▸ **What to do**:
Output the full listing below exactly, without the pictures.

##### Material shown

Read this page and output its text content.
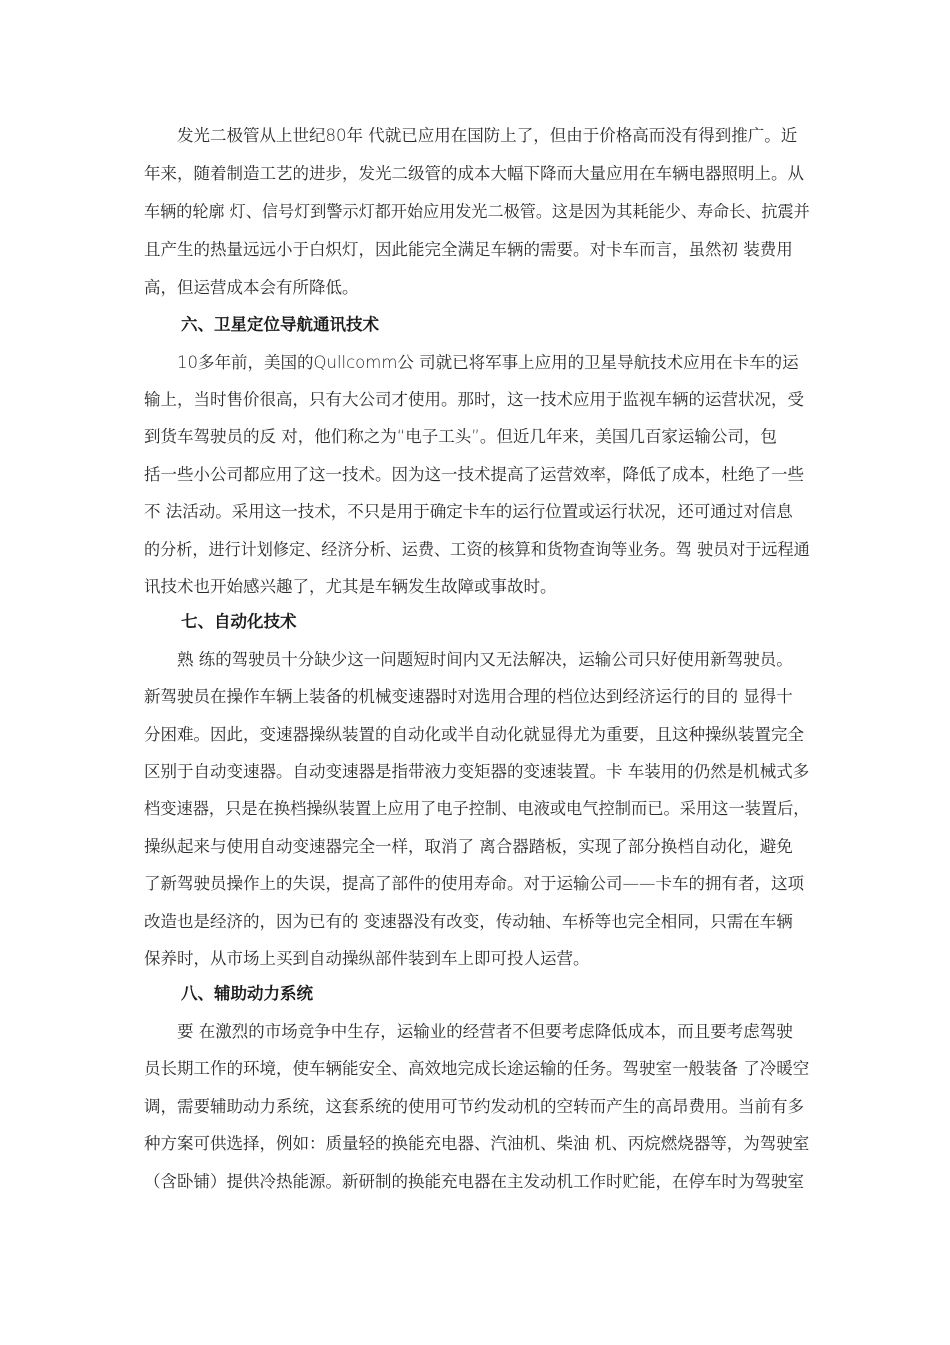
发光二极管从上世纪80年 代就已应用在国防上了，但由于价格高而没有得到推广。近
年来，随着制造工艺的进步，发光二级管的成本大幅下降而大量应用在车辆电器照明上。从
车辆的轮廓 灯、信号灯到警示灯都开始应用发光二极管。这是因为其耗能少、寿命长、抗震并
且产生的热量远远小于白炽灯，因此能完全满足车辆的需要。对卡车而言，虽然初 装费用
高，但运营成本会有所降低。
六、卫星定位导航通讯技术
10多年前，美国的Qullcomm公 司就已将军事上应用的卫星导航技术应用在卡车的运
输上，当时售价很高，只有大公司才使用。那时，这一技术应用于监视车辆的运营状况，受
到货车驾驶员的反 对，他们称之为“电子工头”。但近几年来，美国几百家运输公司，包
括一些小公司都应用了这一技术。因为这一技术提高了运营效率，降低了成本，杜绝了一些
不 法活动。采用这一技术，不只是用于确定卡车的运行位置或运行状况，还可通过对信息
的分析，进行计划修定、经济分析、运费、工资的核算和货物查询等业务。驾 驶员对于远程通
讯技术也开始感兴趣了，尤其是车辆发生故障或事故时。
七、自动化技术
熟 练的驾驶员十分缺少这一问题短时间内又无法解决，运输公司只好使用新驾驶员。
新驾驶员在操作车辆上装备的机械变速器时对选用合理的档位达到经济运行的目的 显得十
分困难。因此，变速器操纵装置的自动化或半自动化就显得尤为重要，且这种操纵装置完全
区别于自动变速器。自动变速器是指带液力变矩器的变速装置。卡 车装用的仍然是机械式多
档变速器，只是在换档操纵装置上应用了电子控制、电液或电气控制而已。采用这一装置后，
操纵起来与使用自动变速器完全一样，取消了 离合器踏板，实现了部分换档自动化，避免
了新驾驶员操作上的失误，提高了部件的使用寿命。对于运输公司——卡车的拥有者，这项
改造也是经济的，因为已有的 变速器没有改变，传动轴、车桥等也完全相同，只需在车辆
保养时，从市场上买到自动操纵部件装到车上即可投人运营。
八、辅助动力系统
要 在激烈的市场竞争中生存，运输业的经营者不但要考虑降低成本，而且要考虑驾驶
员长期工作的环境，使车辆能安全、高效地完成长途运输的任务。驾驶室一般装备 了冷暖空
调，需要辅助动力系统，这套系统的使用可节约发动机的空转而产生的高昂费用。当前有多
种方案可供选择，例如：质量轻的换能充电器、汽油机、柴油 机、丙烷燃烧器等，为驾驶室
（含卧铺）提供冷热能源。新研制的换能充电器在主发动机工作时贮能，在停车时为驾驶室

##########

▸ **Complete response**:
Read this page and output its text content.
发光二极管从上世纪80年 代就已应用在国防上了，但由于价格高而没有得到推广。近
年来，随着制造工艺的进步，发光二级管的成本大幅下降而大量应用在车辆电器照明上。从
车辆的轮廓 灯、信号灯到警示灯都开始应用发光二极管。这是因为其耗能少、寿命长、抗震并
且产生的热量远远小于白炽灯，因此能完全满足车辆的需要。对卡车而言，虽然初 装费用
高，但运营成本会有所降低。
六、卫星定位导航通讯技术
10多年前，美国的Qullcomm公 司就已将军事上应用的卫星导航技术应用在卡车的运
输上，当时售价很高，只有大公司才使用。那时，这一技术应用于监视车辆的运营状况，受
到货车驾驶员的反 对，他们称之为“电子工头”。但近几年来，美国几百家运输公司，包
括一些小公司都应用了这一技术。因为这一技术提高了运营效率，降低了成本，杜绝了一些
不 法活动。采用这一技术，不只是用于确定卡车的运行位置或运行状况，还可通过对信息
的分析，进行计划修定、经济分析、运费、工资的核算和货物查询等业务。驾 驶员对于远程通
讯技术也开始感兴趣了，尤其是车辆发生故障或事故时。
七、自动化技术
熟 练的驾驶员十分缺少这一问题短时间内又无法解决，运输公司只好使用新驾驶员。
新驾驶员在操作车辆上装备的机械变速器时对选用合理的档位达到经济运行的目的 显得十
分困难。因此，变速器操纵装置的自动化或半自动化就显得尤为重要，且这种操纵装置完全
区别于自动变速器。自动变速器是指带液力变矩器的变速装置。卡 车装用的仍然是机械式多
档变速器，只是在换档操纵装置上应用了电子控制、电液或电气控制而已。采用这一装置后，
操纵起来与使用自动变速器完全一样，取消了 离合器踏板，实现了部分换档自动化，避免
了新驾驶员操作上的失误，提高了部件的使用寿命。对于运输公司——卡车的拥有者，这项
改造也是经济的，因为已有的 变速器没有改变，传动轴、车桥等也完全相同，只需在车辆
保养时，从市场上买到自动操纵部件装到车上即可投人运营。
八、辅助动力系统
要 在激烈的市场竞争中生存，运输业的经营者不但要考虑降低成本，而且要考虑驾驶
员长期工作的环境，使车辆能安全、高效地完成长途运输的任务。驾驶室一般装备 了冷暖空
调，需要辅助动力系统，这套系统的使用可节约发动机的空转而产生的高昂费用。当前有多
种方案可供选择，例如：质量轻的换能充电器、汽油机、柴油 机、丙烷燃烧器等，为驾驶室
（含卧铺）提供冷热能源。新研制的换能充电器在主发动机工作时贮能，在停车时为驾驶室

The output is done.